Job 1.
According to the article on Wang Qishan, which province did official news outlets say he will represent as a deputy to the National People's Congress?
Job 2.
Pick up the news article about Wang Qishan's appointment to China's legislature right after its final sentence and write the next part.

--- BEGIN Excerpted text ---

BEIJING — Wang Qishan, the formidable Chinese politician who oversaw President Xi Jinping’s withering campaign against corruption, has been appointed to the national legislature, official news outlets said Monday. The announcement added to signs that Wang, who retired from top Communist Party posts last year, could return to public office as a powerful ally of Xi.

Wang, 69, previously ran the Communist Party’s anti-corruption agency, the Central Commission for Discipline Inspection, turning it into a fearsome enforcer of loyalty to Xi. He stepped down from that and other leadership positions at a party congress in October, apparently sticking to an unspoken retirement ceiling for high-ranking Chinese politicians.

But there has been speculation ever since then that Xi could see to it that Wang remained a powerful player in China’s political leadership. The reports on Monday of Wang’s appointment to the party-controlled legislature, the National People’s Congress, are the clearest sign yet that he will remain in public life.

Official news outlets reported that Wang had been chosen as a deputy to the congress for Hunan, a province in southern China. But the official reports gave no other clues about his future.

The National People’s Congress usually meets in full session only once a year, and Wang’s appointment as one of the 3,000 or so deputies does not make it a certainty that he will return to high office. It is very unusual, though, for a leader who steps down from the party’s top ranks to join the legislature.

Before the announcement, four people, citing conversations with senior Chinese officials and speaking on condition of anonymity, told The New York Times that Wang had a strong chance of being appointed vice president when the National People’s Congress meets for its annual session, probably in March. At that time, it is all but certain to give Xi a second, five-year term as president and to appoint a new government leadership lineup to support him. The people were a Chinese government official, a Chinese-American business executive who often meets senior politicians in Beijing, a foreign executive who has met Wang and a former U.S. government official who has met him several times, including last year. They all requested anonymity to avoid damaging their ties with Chinese leaders.

The South China Morning Post, an English-language newspaper in Hong Kong, reported in December that Wang could be appointed vice president.

--- END Excerpted text ---
--- BEGIN Material ---

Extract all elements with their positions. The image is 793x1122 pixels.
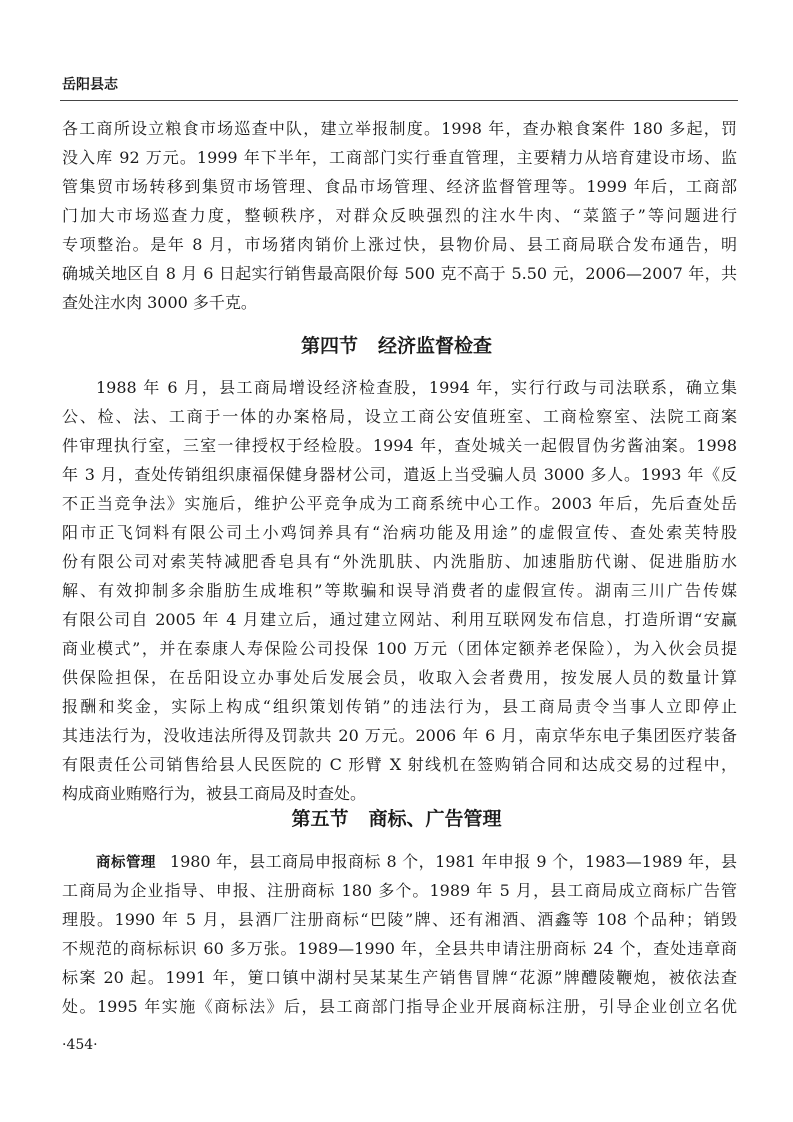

--- END Material ---

Task answer 1.
Hunan, a province in southern China.

Task answer 2.
In China, the vice presidency is a relatively weak position, and the current holder of the job, Li Yuanchao, has left barely any imprint. But in previous decades, the job was held by powerful politicians who influenced policy and supported the top leader: Yang Shangkun, for instance, a People’s Liberation Army general who was close to Deng Xiaoping. Some analysts said Wang could use the job to serve as an adviser and enforcer for Xi. “What seems to be assured — or as close to it as it gets in China — is that he still is very well respected,” and that one way or another he would retain influence on key issues, said Randal Phillips, a former U.S. intelligence officer who now works for the Mintz Group, a company that assesses business risks. He spoke in a telephone interview before the latest announcement about Wang.

Phillips said he had not heard anything definitive about Wang being appointed vice president.

“It actually would be a very safe thing for Xi to put him in,” Phillips added, “because he’s got instant credibility, and he’s not a threat of any kind.”

According to party insiders, Xi had floated the idea of keeping Wang in the party leadership by changing an informal rule that says leaders must retire if they are 68 or older when a party congress convenes. In the end, though, Wang stepped down and he has stayed out of the public eye since then.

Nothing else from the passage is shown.